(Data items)
##########

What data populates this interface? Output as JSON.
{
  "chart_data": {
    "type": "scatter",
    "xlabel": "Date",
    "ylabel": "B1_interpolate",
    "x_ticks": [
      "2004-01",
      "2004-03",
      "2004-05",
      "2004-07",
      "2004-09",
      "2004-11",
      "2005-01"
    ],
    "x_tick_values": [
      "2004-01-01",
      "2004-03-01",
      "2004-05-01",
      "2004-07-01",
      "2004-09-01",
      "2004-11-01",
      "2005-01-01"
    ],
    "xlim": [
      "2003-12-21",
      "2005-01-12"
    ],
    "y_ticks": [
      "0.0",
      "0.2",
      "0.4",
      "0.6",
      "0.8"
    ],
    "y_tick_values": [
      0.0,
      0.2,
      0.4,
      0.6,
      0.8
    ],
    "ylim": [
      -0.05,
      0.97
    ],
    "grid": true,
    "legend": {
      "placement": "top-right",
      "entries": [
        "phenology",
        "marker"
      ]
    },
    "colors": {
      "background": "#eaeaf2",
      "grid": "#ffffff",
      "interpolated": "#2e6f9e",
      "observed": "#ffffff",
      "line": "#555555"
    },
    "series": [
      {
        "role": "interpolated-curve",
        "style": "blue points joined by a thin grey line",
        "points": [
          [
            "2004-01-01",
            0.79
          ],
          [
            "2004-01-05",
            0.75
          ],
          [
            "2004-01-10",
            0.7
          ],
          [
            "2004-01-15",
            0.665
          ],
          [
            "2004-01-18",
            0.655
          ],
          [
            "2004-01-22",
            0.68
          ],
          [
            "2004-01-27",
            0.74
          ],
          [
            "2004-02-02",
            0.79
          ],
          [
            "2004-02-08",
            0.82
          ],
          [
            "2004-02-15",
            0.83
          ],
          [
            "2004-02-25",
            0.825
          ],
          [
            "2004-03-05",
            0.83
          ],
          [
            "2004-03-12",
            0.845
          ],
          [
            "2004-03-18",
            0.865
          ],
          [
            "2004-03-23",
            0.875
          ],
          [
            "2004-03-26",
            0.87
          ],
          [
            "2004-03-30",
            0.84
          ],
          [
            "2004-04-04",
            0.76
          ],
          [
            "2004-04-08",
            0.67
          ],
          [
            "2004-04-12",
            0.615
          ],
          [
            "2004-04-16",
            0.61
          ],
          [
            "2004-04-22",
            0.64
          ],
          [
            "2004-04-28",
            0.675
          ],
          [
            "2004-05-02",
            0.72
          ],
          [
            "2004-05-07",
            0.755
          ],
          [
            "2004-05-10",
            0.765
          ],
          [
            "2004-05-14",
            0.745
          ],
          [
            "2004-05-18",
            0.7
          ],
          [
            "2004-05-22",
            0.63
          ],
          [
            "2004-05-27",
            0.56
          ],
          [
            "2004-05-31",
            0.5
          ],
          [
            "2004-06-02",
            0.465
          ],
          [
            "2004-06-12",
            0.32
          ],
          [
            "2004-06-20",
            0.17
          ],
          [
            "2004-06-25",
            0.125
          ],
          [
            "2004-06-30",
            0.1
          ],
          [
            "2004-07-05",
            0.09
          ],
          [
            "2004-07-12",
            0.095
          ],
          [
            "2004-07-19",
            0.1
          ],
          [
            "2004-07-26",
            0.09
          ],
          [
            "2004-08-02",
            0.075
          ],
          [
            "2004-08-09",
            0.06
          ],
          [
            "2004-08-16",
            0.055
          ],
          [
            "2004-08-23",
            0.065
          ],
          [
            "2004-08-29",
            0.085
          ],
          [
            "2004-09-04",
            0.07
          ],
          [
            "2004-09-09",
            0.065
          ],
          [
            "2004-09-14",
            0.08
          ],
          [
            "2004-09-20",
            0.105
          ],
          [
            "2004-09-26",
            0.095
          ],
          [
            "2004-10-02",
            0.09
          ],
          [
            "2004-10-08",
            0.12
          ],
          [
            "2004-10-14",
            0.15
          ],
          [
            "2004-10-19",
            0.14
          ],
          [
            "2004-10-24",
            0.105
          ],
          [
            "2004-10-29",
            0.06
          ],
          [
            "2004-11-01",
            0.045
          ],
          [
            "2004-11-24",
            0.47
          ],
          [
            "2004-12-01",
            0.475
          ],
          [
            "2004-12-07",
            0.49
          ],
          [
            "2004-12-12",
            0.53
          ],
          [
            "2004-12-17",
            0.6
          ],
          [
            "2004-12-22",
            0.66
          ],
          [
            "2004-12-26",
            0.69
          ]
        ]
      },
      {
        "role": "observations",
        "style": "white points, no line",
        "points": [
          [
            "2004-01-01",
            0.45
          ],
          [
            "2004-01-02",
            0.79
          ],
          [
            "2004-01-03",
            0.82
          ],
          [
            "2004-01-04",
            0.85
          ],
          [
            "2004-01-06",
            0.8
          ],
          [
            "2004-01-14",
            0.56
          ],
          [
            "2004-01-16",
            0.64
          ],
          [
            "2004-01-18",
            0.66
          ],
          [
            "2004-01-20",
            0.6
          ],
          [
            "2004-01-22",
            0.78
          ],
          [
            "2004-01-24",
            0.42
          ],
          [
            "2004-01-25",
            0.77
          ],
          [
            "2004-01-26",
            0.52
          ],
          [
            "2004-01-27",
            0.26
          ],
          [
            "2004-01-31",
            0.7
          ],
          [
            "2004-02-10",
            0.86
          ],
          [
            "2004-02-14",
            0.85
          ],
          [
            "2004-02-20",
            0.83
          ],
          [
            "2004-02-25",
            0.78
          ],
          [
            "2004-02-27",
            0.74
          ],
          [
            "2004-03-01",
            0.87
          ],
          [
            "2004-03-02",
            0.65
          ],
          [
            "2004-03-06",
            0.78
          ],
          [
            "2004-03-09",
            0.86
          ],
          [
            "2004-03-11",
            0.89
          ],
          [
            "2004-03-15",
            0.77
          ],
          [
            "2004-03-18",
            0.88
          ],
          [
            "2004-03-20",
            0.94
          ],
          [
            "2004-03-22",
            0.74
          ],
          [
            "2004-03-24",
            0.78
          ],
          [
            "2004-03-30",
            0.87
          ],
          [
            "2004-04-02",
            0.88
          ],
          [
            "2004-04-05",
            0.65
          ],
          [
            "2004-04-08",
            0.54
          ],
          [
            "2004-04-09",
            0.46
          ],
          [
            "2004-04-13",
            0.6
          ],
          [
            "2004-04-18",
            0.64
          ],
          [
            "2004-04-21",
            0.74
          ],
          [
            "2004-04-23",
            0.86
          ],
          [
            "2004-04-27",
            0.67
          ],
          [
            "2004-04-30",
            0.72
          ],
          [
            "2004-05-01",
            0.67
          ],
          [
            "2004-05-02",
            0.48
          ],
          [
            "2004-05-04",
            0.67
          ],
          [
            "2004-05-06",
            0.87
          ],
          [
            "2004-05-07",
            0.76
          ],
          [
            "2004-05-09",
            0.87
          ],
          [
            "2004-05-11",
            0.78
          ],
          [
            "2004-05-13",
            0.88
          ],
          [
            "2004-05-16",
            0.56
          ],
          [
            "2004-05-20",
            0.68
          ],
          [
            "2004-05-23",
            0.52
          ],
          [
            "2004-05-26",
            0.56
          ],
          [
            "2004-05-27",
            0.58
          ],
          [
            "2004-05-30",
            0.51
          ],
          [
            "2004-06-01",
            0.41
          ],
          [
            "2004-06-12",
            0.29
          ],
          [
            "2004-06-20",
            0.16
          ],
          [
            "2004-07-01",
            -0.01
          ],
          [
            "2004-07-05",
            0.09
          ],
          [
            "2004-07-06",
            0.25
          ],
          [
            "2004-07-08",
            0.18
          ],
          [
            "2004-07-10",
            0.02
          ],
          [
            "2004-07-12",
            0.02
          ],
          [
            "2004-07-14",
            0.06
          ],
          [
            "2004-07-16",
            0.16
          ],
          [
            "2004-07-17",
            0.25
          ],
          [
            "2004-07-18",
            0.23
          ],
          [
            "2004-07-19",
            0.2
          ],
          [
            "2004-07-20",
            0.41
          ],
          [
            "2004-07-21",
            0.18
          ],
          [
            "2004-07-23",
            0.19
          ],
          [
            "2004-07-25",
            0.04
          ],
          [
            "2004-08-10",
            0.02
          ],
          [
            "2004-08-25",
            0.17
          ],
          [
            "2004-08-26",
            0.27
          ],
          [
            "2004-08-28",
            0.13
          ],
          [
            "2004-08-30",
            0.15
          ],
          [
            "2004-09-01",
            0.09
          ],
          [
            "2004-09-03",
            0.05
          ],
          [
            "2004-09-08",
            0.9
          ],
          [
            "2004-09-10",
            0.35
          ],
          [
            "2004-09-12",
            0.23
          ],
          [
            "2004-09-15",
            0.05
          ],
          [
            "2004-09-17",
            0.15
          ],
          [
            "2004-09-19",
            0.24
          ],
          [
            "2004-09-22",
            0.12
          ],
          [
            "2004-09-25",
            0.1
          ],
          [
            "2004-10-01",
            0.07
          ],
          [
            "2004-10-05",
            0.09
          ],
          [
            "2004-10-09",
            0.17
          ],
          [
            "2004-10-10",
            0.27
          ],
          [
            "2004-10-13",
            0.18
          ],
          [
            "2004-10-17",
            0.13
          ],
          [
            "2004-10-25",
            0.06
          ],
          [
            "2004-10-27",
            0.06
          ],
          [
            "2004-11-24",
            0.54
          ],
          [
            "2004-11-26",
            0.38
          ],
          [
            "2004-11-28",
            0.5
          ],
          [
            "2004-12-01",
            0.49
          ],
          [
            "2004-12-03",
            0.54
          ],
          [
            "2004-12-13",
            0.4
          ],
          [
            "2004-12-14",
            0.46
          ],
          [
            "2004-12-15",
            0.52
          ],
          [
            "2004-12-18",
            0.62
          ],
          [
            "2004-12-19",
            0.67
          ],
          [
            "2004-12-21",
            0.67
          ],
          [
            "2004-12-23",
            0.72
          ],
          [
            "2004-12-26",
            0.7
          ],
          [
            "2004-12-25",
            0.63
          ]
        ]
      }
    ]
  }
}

##########

Copy each line of the listing that contains the string "points".

_Response:_
        "style": "blue points joined by a thin grey line",
        "points": [
        "style": "white points, no line",
        "points": [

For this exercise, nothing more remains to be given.